▸ EXERCISE PROMPT
Copy out all lines of the records in which the word "اجتماعی" appears.

▸ DATA RECORDS
-- BEGIN --

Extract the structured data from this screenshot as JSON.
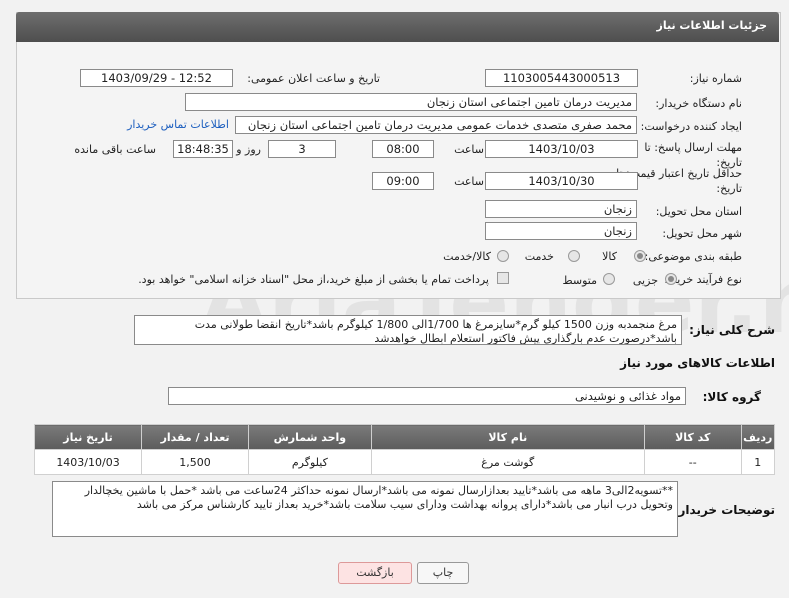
{
  "header": {
    "title": "جزئیات اطلاعات نیاز"
  },
  "fields": {
    "need_number_label": "شماره نیاز:",
    "need_number": "1103005443000513",
    "announce_label": "تاریخ و ساعت اعلان عمومی:",
    "announce_value": "1403/09/29 - 12:52",
    "buyer_org_label": "نام دستگاه خریدار:",
    "buyer_org": "مدیریت درمان تامین اجتماعی استان زنجان",
    "requester_label": "ایجاد کننده درخواست:",
    "requester": "محمد صفری متصدی خدمات عمومی مدیریت درمان تامین اجتماعی استان زنجان",
    "contact_link": "اطلاعات تماس خریدار",
    "reply_deadline_label": "مهلت ارسال پاسخ: تا تاریخ:",
    "reply_date": "1403/10/03",
    "time_label": "ساعت",
    "reply_time": "08:00",
    "days_count": "3",
    "days_label": "روز و",
    "remaining_time": "18:48:35",
    "remaining_label": "ساعت باقی مانده",
    "price_valid_label": "حداقل تاریخ اعتبار قیمت: تا تاریخ:",
    "price_date": "1403/10/30",
    "price_time": "09:00",
    "province_label": "استان محل تحویل:",
    "province": "زنجان",
    "city_label": "شهر محل تحویل:",
    "city": "زنجان",
    "category_label": "طبقه بندی موضوعی:",
    "cat_goods": "کالا",
    "cat_service": "خدمت",
    "cat_goods_service": "کالا/خدمت",
    "process_label": "نوع فرآیند خرید :",
    "proc_partial": "جزیی",
    "proc_medium": "متوسط",
    "payment_note": "پرداخت تمام یا بخشی از مبلغ خرید،از محل \"اسناد خزانه اسلامی\" خواهد بود."
  },
  "description": {
    "label": "شرح کلی نیاز:",
    "text": "مرغ منجمدبه وزن 1500 کیلو گرم*سایزمرغ ها 1/700الی 1/800 کیلوگرم باشد*تاریخ انقضا طولانی مدت باشد*درصورت عدم بارگذاری پیش فاکتور استعلام ابطال خواهدشد"
  },
  "goods_section": {
    "title": "اطلاعات کالاهای مورد نیاز",
    "group_label": "گروه کالا:",
    "group_value": "مواد غذائی و نوشیدنی"
  },
  "table": {
    "headers": [
      "ردیف",
      "کد کالا",
      "نام کالا",
      "واحد شمارش",
      "تعداد / مقدار",
      "تاریخ نیاز"
    ],
    "rows": [
      [
        "1",
        "--",
        "گوشت مرغ",
        "کیلوگرم",
        "1,500",
        "1403/10/03"
      ]
    ]
  },
  "buyer_notes": {
    "label": "توضیحات خریدار:",
    "text": "**تسویه2الی3 ماهه می باشد*تایید بعدازارسال نمونه می باشد*ارسال نمونه حداکثر 24ساعت می باشد *حمل با ماشین یخچالدار وتحویل درب انبار می باشد*دارای پروانه بهداشت ودارای سیب سلامت باشد*خرید بعداز تایید کارشناس مرکز می باشد"
  },
  "buttons": {
    "print": "چاپ",
    "back": "بازگشت"
  },
  "watermark": "AriaTender.neT"
}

-- END --

▸ RESULT OF THE TASK
    "buyer_org": "مدیریت درمان تامین اجتماعی استان زنجان",
    "requester": "محمد صفری متصدی خدمات عمومی مدیریت درمان تامین اجتماعی استان زنجان",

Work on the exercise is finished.